● WRITTEN TASK
In the entries below, identify every line with the string "Range" and copy it.

● RECORDS FOR THE TASK
※ ※ ※

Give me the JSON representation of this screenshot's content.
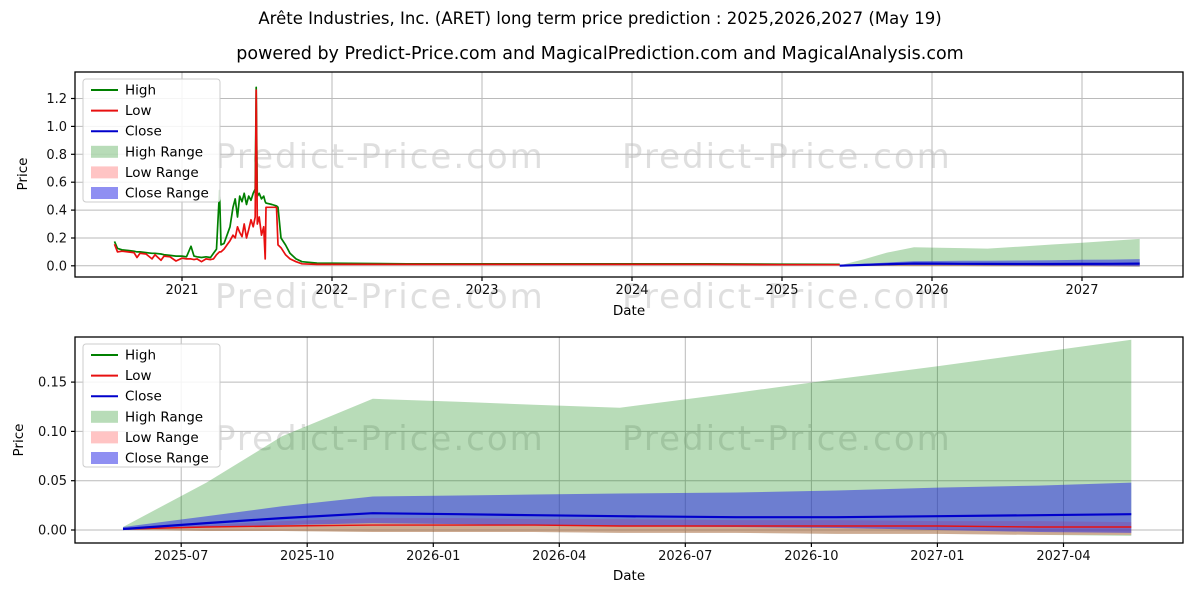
{
  "title": "Arête Industries, Inc. (ARET) long term price prediction : 2025,2026,2027 (May 19)",
  "subtitle": "powered by Predict-Price.com and MagicalPrediction.com and MagicalAnalysis.com",
  "watermark": {
    "text": "Predict-Price.com"
  },
  "colors": {
    "high": "#008000",
    "low": "#e81010",
    "close": "#0000cc",
    "low_fill": "#ff3c3c",
    "close_fill": "#2828e6",
    "high_fill": "#008000"
  },
  "legend": [
    {
      "label": "High",
      "type": "line",
      "color_key": "high"
    },
    {
      "label": "Low",
      "type": "line",
      "color_key": "low"
    },
    {
      "label": "Close",
      "type": "line",
      "color_key": "close"
    },
    {
      "label": "High Range",
      "type": "patch",
      "color_key": "high_fill",
      "opacity": 0.28
    },
    {
      "label": "Low Range",
      "type": "patch",
      "color_key": "low_fill",
      "opacity": 0.3
    },
    {
      "label": "Close Range",
      "type": "patch",
      "color_key": "close_fill",
      "opacity": 0.52
    }
  ],
  "prediction_series": {
    "t": [
      2025.3846,
      2025.55,
      2025.7,
      2025.88,
      2026.05,
      2026.2,
      2026.37,
      2026.6,
      2026.8,
      2027.0,
      2027.2,
      2027.3846
    ],
    "high_upper": [
      0.003,
      0.048,
      0.095,
      0.133,
      0.13,
      0.127,
      0.124,
      0.139,
      0.153,
      0.166,
      0.18,
      0.193
    ],
    "high_lower": [
      0.0,
      -0.001,
      -0.001,
      -0.002,
      -0.002,
      -0.002,
      -0.003,
      -0.003,
      -0.004,
      -0.004,
      -0.005,
      -0.006
    ],
    "close_upper": [
      0.003,
      0.014,
      0.024,
      0.034,
      0.035,
      0.036,
      0.037,
      0.038,
      0.04,
      0.043,
      0.045,
      0.048
    ],
    "close": [
      0.001,
      0.007,
      0.012,
      0.017,
      0.016,
      0.015,
      0.014,
      0.013,
      0.013,
      0.014,
      0.015,
      0.016
    ],
    "close_lower": [
      0.0,
      0.003,
      0.005,
      0.007,
      0.006,
      0.005,
      0.004,
      0.003,
      0.002,
      0.0,
      -0.002,
      -0.003
    ],
    "low_upper": [
      0.001,
      0.005,
      0.009,
      0.012,
      0.012,
      0.011,
      0.011,
      0.01,
      0.01,
      0.009,
      0.009,
      0.008
    ],
    "low": [
      0.001,
      0.003,
      0.004,
      0.005,
      0.005,
      0.005,
      0.004,
      0.004,
      0.004,
      0.004,
      0.003,
      0.003
    ],
    "low_lower": [
      0.0,
      -0.001,
      -0.001,
      -0.002,
      -0.002,
      -0.002,
      -0.003,
      -0.003,
      -0.004,
      -0.004,
      -0.005,
      -0.005
    ]
  },
  "chart_data": [
    {
      "type": "line",
      "xlabel": "Date",
      "ylabel": "Price",
      "grid": true,
      "legend_position": "upper left",
      "xlim": [
        2020.2867,
        2027.6733
      ],
      "ylim": [
        -0.08,
        1.39
      ],
      "xticks": [
        {
          "v": 2021,
          "label": "2021"
        },
        {
          "v": 2022,
          "label": "2022"
        },
        {
          "v": 2023,
          "label": "2023"
        },
        {
          "v": 2024,
          "label": "2024"
        },
        {
          "v": 2025,
          "label": "2025"
        },
        {
          "v": 2026,
          "label": "2026"
        },
        {
          "v": 2027,
          "label": "2027"
        }
      ],
      "yticks": [
        {
          "v": 0.0,
          "label": "0.0"
        },
        {
          "v": 0.2,
          "label": "0.2"
        },
        {
          "v": 0.4,
          "label": "0.4"
        },
        {
          "v": 0.6,
          "label": "0.6"
        },
        {
          "v": 0.8,
          "label": "0.8"
        },
        {
          "v": 1.0,
          "label": "1.0"
        },
        {
          "v": 1.2,
          "label": "1.2"
        }
      ],
      "series": {
        "history": {
          "t": [
            2020.55,
            2020.57,
            2020.6,
            2020.64,
            2020.68,
            2020.7,
            2020.72,
            2020.76,
            2020.8,
            2020.82,
            2020.86,
            2020.88,
            2020.92,
            2020.96,
            2021.0,
            2021.03,
            2021.06,
            2021.08,
            2021.1,
            2021.13,
            2021.16,
            2021.19,
            2021.21,
            2021.23,
            2021.25,
            2021.26,
            2021.28,
            2021.3,
            2021.32,
            2021.34,
            2021.355,
            2021.37,
            2021.385,
            2021.4,
            2021.415,
            2021.43,
            2021.445,
            2021.46,
            2021.475,
            2021.488,
            2021.495,
            2021.502,
            2021.515,
            2021.53,
            2021.545,
            2021.555,
            2021.56,
            2021.6,
            2021.63,
            2021.64,
            2021.66,
            2021.69,
            2021.72,
            2021.76,
            2021.8,
            2021.9,
            2022.5,
            2023.0,
            2023.5,
            2024.0,
            2024.5,
            2025.0,
            2025.3846
          ],
          "high": [
            0.175,
            0.125,
            0.115,
            0.11,
            0.105,
            0.1,
            0.1,
            0.095,
            0.09,
            0.09,
            0.085,
            0.08,
            0.075,
            0.07,
            0.07,
            0.065,
            0.14,
            0.07,
            0.065,
            0.06,
            0.065,
            0.06,
            0.09,
            0.12,
            0.54,
            0.15,
            0.16,
            0.22,
            0.28,
            0.42,
            0.48,
            0.35,
            0.5,
            0.46,
            0.52,
            0.44,
            0.5,
            0.47,
            0.52,
            0.55,
            1.28,
            0.5,
            0.52,
            0.48,
            0.5,
            0.46,
            0.45,
            0.44,
            0.43,
            0.42,
            0.2,
            0.15,
            0.09,
            0.05,
            0.03,
            0.02,
            0.015,
            0.015,
            0.015,
            0.015,
            0.015,
            0.012,
            0.01
          ],
          "low": [
            0.155,
            0.1,
            0.105,
            0.1,
            0.095,
            0.06,
            0.09,
            0.085,
            0.05,
            0.08,
            0.04,
            0.07,
            0.065,
            0.035,
            0.055,
            0.05,
            0.05,
            0.045,
            0.05,
            0.03,
            0.05,
            0.045,
            0.05,
            0.08,
            0.1,
            0.1,
            0.12,
            0.15,
            0.18,
            0.22,
            0.2,
            0.28,
            0.24,
            0.21,
            0.3,
            0.2,
            0.26,
            0.33,
            0.28,
            0.35,
            1.26,
            0.3,
            0.35,
            0.22,
            0.28,
            0.05,
            0.42,
            0.42,
            0.42,
            0.15,
            0.13,
            0.08,
            0.05,
            0.03,
            0.015,
            0.01,
            0.01,
            0.01,
            0.01,
            0.01,
            0.01,
            0.008,
            0.008
          ]
        },
        "prediction": "prediction_series"
      }
    },
    {
      "type": "line",
      "xlabel": "Date",
      "ylabel": "Price",
      "grid": true,
      "legend_position": "upper left",
      "xlim": [
        2025.2894,
        2027.4871
      ],
      "ylim": [
        -0.0132,
        0.1957
      ],
      "xticks": [
        {
          "v": 2025.5,
          "label": "2025-07"
        },
        {
          "v": 2025.75,
          "label": "2025-10"
        },
        {
          "v": 2026.0,
          "label": "2026-01"
        },
        {
          "v": 2026.25,
          "label": "2026-04"
        },
        {
          "v": 2026.5,
          "label": "2026-07"
        },
        {
          "v": 2026.75,
          "label": "2026-10"
        },
        {
          "v": 2027.0,
          "label": "2027-01"
        },
        {
          "v": 2027.25,
          "label": "2027-04"
        }
      ],
      "yticks": [
        {
          "v": 0.0,
          "label": "0.00"
        },
        {
          "v": 0.05,
          "label": "0.05"
        },
        {
          "v": 0.1,
          "label": "0.10"
        },
        {
          "v": 0.15,
          "label": "0.15"
        }
      ],
      "series": {
        "prediction": "prediction_series"
      }
    }
  ]
}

※ ※ ※

● EXERCISE RESULT
      "label": "High Range",
      "label": "Low Range",
      "label": "Close Range",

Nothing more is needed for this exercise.